-- Exercise objective --
In the listing that follows, count each line where the word "tungkol" appears; write nothing but the count.
**** Entries shown ****
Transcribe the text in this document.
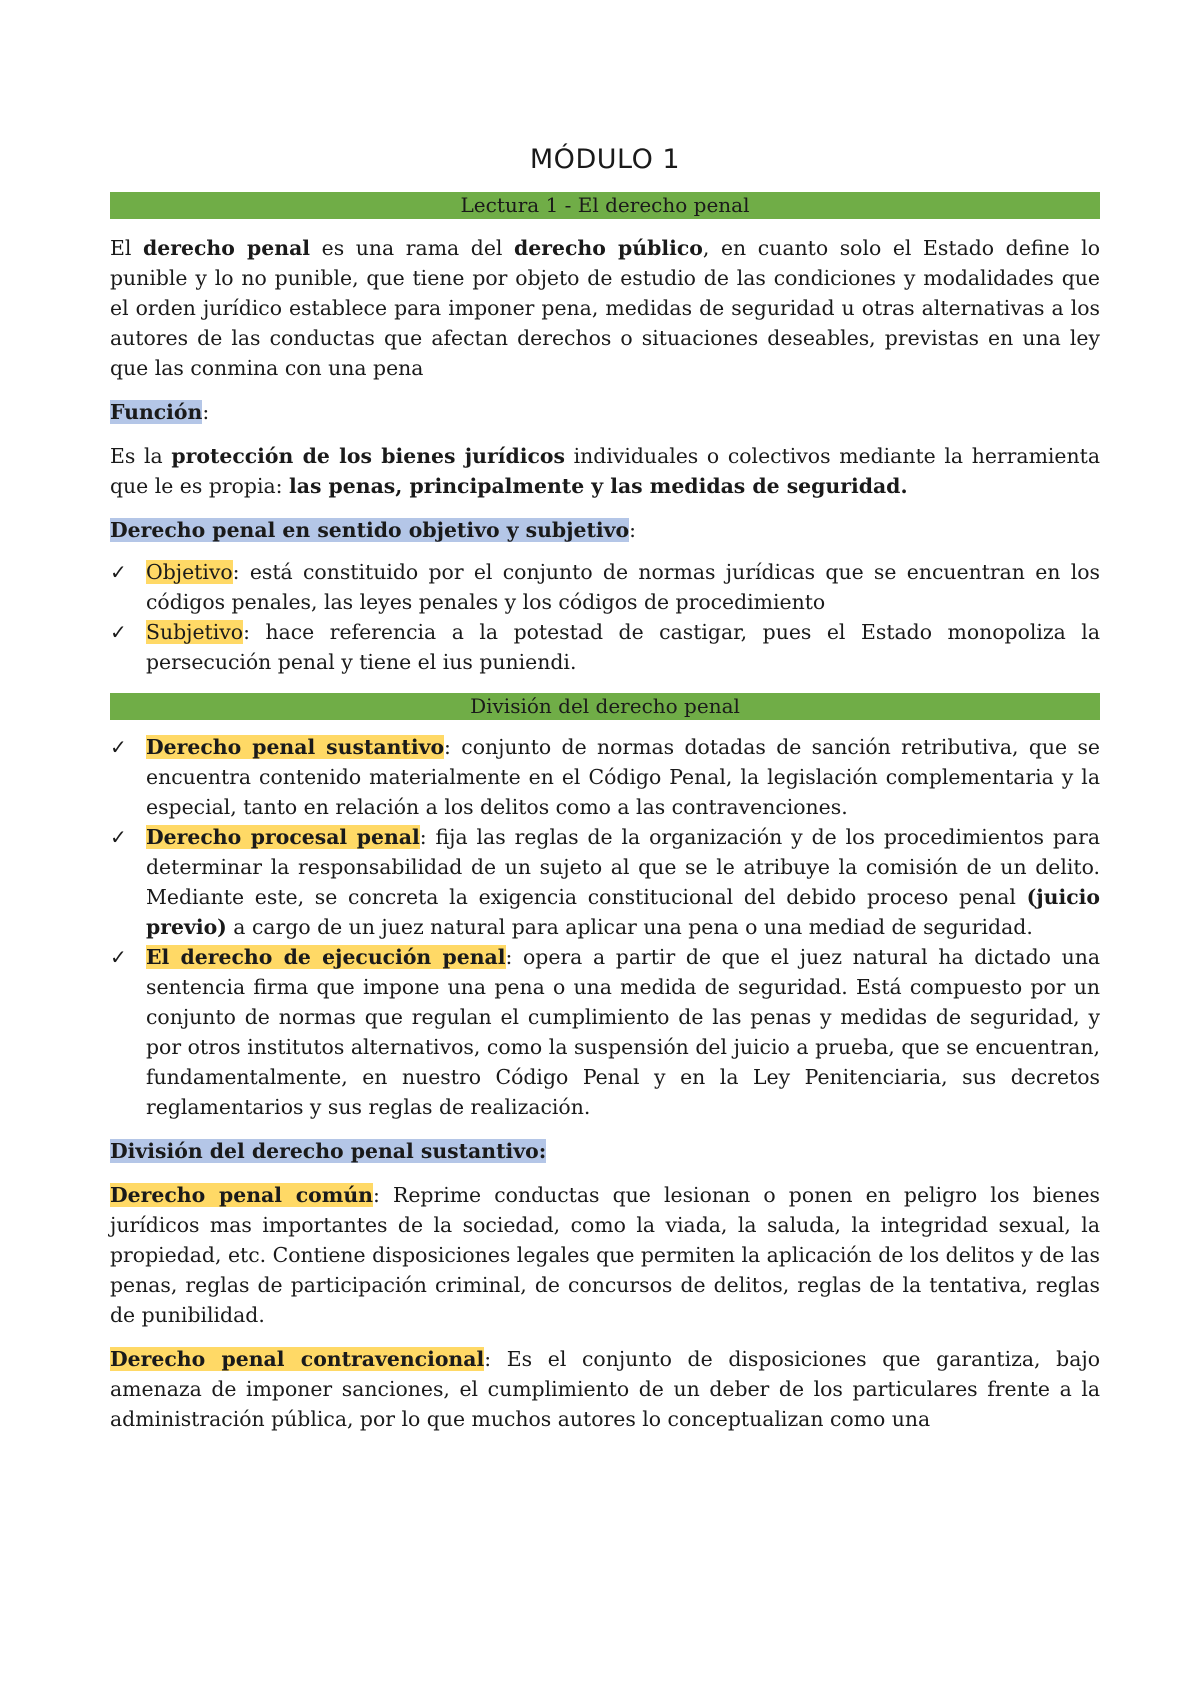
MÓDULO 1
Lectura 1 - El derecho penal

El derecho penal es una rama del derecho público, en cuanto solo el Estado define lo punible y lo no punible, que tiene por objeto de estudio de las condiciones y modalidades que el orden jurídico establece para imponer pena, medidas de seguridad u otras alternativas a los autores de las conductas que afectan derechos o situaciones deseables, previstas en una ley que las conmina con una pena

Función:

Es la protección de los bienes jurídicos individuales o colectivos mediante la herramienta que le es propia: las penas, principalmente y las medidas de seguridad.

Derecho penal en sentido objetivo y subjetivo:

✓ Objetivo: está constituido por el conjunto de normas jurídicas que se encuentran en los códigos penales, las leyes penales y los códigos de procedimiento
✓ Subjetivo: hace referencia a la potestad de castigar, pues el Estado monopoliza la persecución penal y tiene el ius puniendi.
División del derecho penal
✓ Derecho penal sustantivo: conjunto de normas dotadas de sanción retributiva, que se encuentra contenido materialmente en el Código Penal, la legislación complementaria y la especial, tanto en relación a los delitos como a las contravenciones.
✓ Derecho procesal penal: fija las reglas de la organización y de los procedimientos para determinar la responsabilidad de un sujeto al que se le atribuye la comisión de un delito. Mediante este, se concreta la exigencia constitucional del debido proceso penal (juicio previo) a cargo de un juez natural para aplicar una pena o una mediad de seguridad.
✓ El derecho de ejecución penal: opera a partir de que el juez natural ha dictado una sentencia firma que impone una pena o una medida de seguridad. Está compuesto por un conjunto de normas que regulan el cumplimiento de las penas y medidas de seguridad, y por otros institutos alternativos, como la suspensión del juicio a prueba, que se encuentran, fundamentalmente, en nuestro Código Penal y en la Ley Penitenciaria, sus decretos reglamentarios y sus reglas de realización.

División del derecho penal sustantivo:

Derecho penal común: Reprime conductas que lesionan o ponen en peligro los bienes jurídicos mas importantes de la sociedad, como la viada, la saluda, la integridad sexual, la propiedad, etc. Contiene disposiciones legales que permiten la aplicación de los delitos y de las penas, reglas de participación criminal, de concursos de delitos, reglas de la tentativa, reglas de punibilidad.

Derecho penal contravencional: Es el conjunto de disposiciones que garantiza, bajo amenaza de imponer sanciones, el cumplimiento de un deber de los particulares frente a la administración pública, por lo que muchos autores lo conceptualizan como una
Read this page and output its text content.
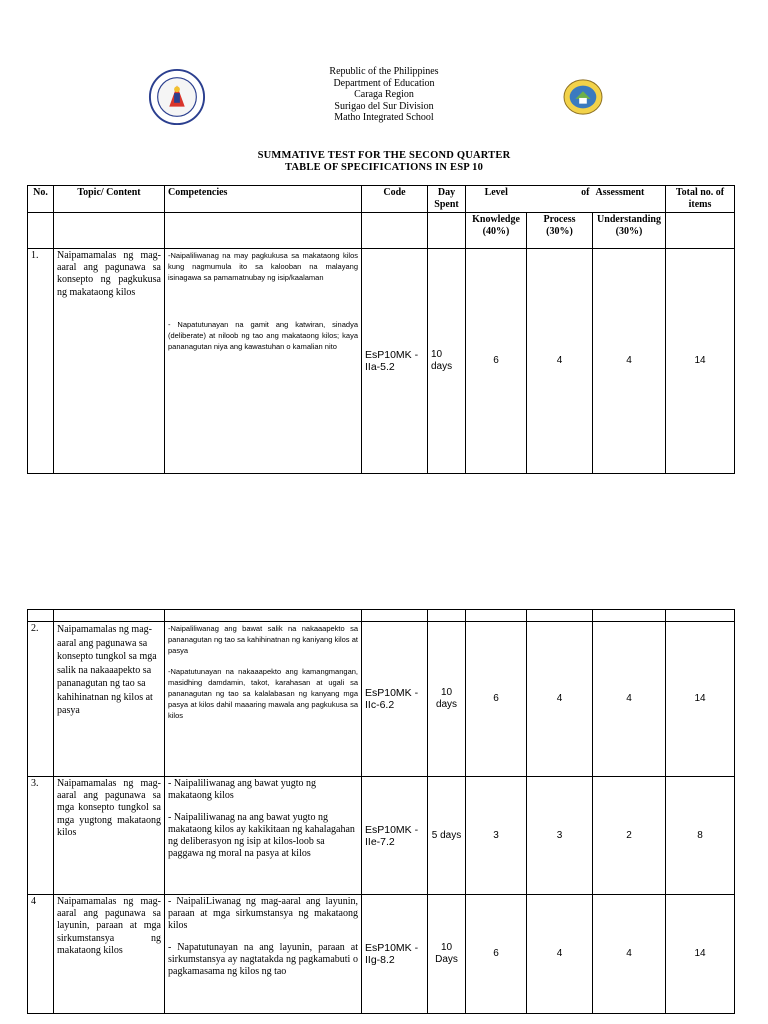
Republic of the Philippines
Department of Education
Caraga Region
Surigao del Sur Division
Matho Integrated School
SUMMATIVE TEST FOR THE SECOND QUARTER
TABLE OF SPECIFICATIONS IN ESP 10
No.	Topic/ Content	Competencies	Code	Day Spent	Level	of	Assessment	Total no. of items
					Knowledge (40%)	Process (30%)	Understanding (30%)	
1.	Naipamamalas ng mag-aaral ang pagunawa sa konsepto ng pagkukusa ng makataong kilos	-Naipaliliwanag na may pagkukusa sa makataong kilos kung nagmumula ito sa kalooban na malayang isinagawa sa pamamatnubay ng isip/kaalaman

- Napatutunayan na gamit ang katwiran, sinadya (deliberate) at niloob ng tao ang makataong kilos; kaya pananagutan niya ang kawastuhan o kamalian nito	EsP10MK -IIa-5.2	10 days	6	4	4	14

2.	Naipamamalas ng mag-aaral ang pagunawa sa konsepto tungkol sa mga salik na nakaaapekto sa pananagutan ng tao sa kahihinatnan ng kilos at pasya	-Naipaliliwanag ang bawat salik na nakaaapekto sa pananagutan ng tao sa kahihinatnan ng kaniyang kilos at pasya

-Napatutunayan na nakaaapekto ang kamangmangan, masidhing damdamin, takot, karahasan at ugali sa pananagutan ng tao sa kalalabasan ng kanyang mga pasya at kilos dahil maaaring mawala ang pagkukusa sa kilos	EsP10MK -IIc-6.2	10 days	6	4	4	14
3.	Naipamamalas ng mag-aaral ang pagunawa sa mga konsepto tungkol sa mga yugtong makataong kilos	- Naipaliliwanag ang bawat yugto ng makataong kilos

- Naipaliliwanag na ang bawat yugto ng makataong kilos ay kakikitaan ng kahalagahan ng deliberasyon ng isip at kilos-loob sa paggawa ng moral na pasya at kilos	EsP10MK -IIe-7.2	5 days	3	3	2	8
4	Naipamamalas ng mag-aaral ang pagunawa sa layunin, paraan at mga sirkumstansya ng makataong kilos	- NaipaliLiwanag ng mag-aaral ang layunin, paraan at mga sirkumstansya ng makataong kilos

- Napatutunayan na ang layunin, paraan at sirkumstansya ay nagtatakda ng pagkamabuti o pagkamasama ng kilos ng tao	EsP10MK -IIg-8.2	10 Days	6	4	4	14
****
-- Complete response --
2